REQUIREMENTS —
A. In the voltage lab instructions, what voltage do household wall outlets yield?
B. Continue the voltage lab instructions after the last sentence shown.

QUOTED TEXT —
============

What happens to the voltage reading if you reverse the probe leads across a battery?
II. Batteries in series-- Look at the values marked on the batteries. Predict and then measure the voltage across 2 or 3 batteries aligned end-to-end so that their terminals line up with positve touching negative. (this is easiest with cylindrical batteries) DO NOT EXCEED 10 VOLTS TOTAL!
If you have 6 new D batteries and a radio which requires 9 volts to operate, can you get the radio to work? How? Explain.
III. AC/AC transformers-- Household wall outlets yield a 110-120volt alternating voltage. AC/AC transformers (also known as converters) take this wall voltage and decrease it to a lower voltage but leave it alternating at the same rate. Plug an AC/AC transformer (UNDER 7 VOLTS!) into a wall outlet. Measure the voltage across the transformer leads. Examine the shape of the voltage vs time graph. Examine the voltage values on the graph. Sketch the graph. What is the time for the voltage to go through a complete cycle? Indicate how you use the graph to determine this.
How many cycles does the voltage go through in one second? Is this the value you expected?
IV. AC/DC transformers-- AC/DC transformers (also known as converters) take this wall voltage and decrease it to a lower non-alternating (more or less) voltage. Plug an AC/DC transformer (UNDER 10 VOLTS!) into a wall outlet. Measure the voltage across the transformer leads. Examine the shape of the voltage vs time graph. Examine the voltage values on the graph. Sketch the graph. Is the voltage absolutely constant? If not, how does the variation compare with that of the AC/AC transformer voltage?

============

ENTRIES PROVIDED —
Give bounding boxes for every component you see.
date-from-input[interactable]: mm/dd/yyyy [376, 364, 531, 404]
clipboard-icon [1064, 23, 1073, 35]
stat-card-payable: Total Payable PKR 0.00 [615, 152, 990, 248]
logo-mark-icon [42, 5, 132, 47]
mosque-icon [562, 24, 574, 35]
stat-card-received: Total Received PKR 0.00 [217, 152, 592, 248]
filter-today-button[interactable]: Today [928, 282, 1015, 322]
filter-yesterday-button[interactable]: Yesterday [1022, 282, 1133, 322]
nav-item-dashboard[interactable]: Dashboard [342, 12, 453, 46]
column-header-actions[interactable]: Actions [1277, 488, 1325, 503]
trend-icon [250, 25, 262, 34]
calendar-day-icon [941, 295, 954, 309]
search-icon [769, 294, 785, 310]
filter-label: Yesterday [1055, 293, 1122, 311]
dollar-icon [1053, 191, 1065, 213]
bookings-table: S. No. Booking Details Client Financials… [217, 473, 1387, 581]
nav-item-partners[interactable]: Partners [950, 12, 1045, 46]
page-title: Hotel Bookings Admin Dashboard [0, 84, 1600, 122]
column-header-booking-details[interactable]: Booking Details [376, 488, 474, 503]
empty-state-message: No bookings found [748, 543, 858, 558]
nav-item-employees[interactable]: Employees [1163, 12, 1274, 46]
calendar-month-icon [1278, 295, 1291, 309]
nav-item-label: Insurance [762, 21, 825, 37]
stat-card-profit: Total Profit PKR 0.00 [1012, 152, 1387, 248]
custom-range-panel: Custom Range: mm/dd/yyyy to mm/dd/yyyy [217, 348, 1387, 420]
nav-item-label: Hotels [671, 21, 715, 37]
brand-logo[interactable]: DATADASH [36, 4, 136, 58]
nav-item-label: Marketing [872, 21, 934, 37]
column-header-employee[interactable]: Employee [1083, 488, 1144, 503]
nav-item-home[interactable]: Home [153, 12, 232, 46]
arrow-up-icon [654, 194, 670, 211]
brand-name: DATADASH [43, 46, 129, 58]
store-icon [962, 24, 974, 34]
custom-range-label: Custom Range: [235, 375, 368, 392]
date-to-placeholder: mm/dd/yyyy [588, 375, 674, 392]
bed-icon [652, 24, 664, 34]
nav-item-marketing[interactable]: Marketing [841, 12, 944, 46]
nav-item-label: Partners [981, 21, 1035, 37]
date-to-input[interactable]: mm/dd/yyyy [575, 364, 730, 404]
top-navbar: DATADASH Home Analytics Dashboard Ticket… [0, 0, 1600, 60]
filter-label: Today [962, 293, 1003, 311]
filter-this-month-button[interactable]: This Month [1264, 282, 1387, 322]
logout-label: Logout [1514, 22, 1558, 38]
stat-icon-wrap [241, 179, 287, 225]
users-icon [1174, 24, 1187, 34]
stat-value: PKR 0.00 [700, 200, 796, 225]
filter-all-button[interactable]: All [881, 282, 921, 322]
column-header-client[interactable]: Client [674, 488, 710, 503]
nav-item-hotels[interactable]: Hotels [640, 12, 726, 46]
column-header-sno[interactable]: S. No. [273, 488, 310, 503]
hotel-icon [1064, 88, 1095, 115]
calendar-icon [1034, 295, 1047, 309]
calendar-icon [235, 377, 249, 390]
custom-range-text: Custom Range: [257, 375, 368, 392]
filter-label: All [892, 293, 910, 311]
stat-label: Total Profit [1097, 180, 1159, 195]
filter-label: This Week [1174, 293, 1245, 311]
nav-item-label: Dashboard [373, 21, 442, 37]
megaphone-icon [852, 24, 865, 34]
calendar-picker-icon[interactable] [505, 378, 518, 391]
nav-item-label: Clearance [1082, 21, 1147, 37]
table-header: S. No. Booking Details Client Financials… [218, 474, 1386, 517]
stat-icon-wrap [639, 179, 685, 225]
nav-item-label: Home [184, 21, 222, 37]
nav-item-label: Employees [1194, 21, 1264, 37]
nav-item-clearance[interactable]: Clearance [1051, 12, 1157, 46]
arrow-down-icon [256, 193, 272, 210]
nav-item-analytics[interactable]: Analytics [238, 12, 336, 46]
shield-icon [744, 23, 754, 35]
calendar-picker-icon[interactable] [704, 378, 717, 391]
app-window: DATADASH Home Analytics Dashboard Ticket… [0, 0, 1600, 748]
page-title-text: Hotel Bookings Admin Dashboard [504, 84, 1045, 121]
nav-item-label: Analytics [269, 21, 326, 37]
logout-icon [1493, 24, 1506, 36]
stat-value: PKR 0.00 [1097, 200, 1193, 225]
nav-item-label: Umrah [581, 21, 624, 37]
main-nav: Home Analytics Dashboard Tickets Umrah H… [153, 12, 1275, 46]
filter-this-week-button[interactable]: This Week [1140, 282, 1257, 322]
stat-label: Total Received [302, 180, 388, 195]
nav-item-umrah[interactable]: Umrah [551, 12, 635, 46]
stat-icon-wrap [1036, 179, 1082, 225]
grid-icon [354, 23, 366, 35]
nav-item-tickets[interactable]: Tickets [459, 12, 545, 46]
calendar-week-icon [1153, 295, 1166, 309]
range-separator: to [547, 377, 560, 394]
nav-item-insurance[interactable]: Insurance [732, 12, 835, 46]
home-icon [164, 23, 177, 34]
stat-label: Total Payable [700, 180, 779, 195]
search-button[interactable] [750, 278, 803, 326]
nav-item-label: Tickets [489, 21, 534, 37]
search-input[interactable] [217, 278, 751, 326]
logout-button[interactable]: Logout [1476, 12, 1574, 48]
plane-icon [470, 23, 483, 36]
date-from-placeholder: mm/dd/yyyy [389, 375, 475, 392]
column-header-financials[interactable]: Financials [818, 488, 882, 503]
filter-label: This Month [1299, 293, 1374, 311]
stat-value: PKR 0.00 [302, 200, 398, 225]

============

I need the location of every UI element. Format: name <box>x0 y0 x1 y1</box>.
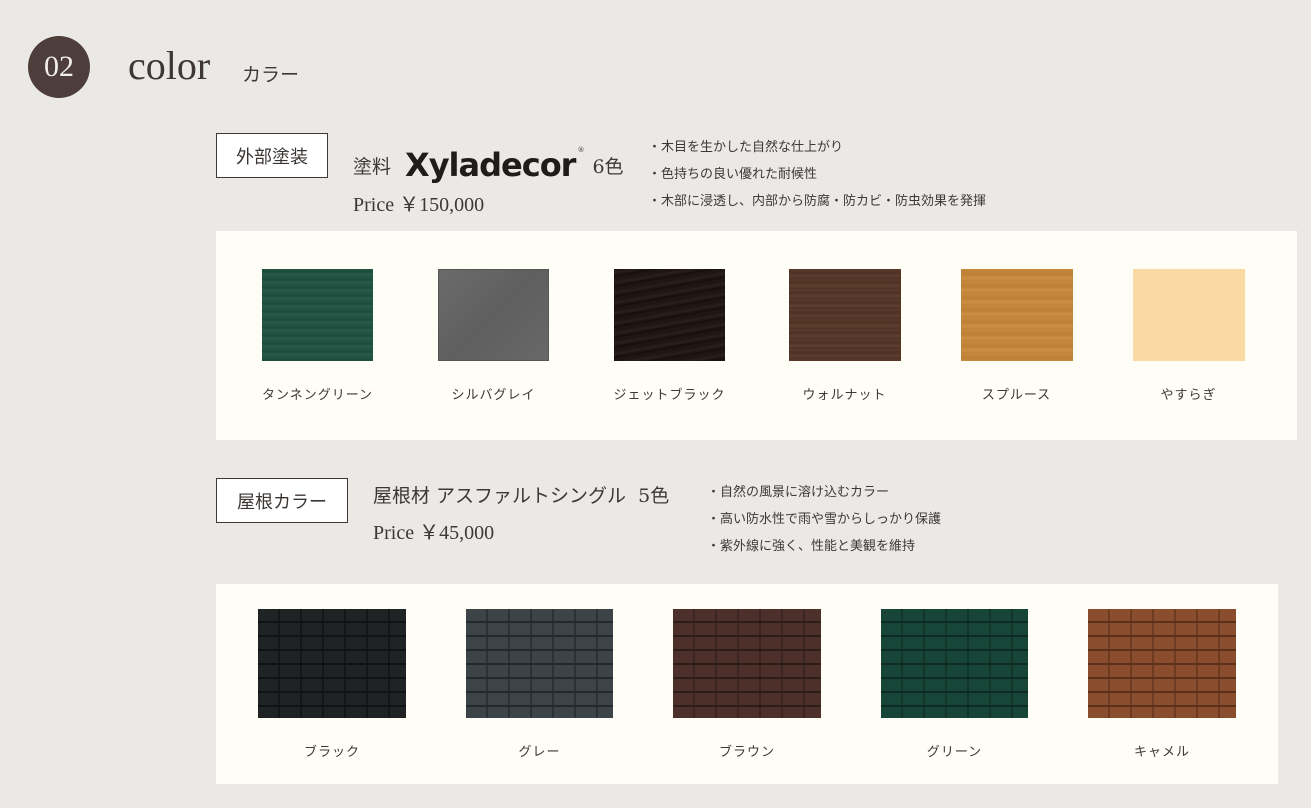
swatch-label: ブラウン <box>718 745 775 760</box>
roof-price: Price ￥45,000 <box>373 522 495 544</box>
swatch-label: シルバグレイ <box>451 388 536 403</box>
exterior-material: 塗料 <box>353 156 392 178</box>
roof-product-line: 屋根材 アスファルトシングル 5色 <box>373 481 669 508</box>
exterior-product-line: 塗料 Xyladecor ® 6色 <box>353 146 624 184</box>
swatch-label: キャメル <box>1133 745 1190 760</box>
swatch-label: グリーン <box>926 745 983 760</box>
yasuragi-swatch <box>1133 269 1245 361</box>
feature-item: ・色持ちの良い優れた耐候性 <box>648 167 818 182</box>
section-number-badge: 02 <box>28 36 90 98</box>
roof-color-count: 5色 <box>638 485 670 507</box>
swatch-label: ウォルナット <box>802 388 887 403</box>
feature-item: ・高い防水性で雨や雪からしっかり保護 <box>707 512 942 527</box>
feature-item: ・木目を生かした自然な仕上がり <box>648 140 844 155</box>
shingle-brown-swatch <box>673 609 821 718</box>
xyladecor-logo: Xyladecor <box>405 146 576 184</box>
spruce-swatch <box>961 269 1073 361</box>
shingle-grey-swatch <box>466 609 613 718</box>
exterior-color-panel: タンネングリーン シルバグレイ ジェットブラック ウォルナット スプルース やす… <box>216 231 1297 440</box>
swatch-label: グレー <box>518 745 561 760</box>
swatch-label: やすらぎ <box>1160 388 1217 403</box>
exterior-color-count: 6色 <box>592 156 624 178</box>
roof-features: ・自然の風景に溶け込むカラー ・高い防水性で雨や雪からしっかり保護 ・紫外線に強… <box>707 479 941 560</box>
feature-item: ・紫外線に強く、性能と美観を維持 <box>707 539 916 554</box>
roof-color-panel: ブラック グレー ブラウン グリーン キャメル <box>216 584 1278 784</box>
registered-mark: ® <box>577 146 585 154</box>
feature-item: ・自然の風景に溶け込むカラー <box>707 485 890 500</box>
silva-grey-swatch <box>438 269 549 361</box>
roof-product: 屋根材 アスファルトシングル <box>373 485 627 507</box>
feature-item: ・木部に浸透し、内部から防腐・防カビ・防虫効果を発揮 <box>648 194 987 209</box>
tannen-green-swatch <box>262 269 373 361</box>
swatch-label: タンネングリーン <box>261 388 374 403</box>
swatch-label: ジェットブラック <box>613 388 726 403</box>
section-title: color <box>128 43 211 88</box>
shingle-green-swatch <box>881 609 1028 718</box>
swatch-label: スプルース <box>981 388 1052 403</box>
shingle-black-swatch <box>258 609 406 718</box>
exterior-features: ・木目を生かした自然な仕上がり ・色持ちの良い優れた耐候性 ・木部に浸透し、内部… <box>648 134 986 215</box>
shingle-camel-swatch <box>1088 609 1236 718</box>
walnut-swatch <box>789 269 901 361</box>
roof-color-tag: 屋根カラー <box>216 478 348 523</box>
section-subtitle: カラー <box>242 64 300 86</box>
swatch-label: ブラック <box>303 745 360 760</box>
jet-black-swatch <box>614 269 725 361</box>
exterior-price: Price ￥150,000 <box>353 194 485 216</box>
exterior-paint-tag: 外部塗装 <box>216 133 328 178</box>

============

EXPECTED ANSWERS —
A. A 110-120 volt alternating voltage.

B.
Could such a transformer run a radio that normally uses D batteries? Explain.
V. Use of rectifiers A. half wave Connect a diode across the output leads of the AC/AC transformer. Measure the voltage. Examine the shape of the voltage vs. time graph. Examine the voltage values on the graph. Sketch the graph. Determine the amount of time for the voltage to go through a complete cycle.
Why would the diode be called a half wave rectifier in this situation?
B. full wave Connect a full-wave rectifier across the output leads of the AC/AC transformer. Measure the voltage. Examine the shape of the voltage vs time graph. Examine the voltage values on the graph. Sketch the graph. Determine the amount of time for the voltage to go through a complete cycle.
Why is this called a full wave rectifier?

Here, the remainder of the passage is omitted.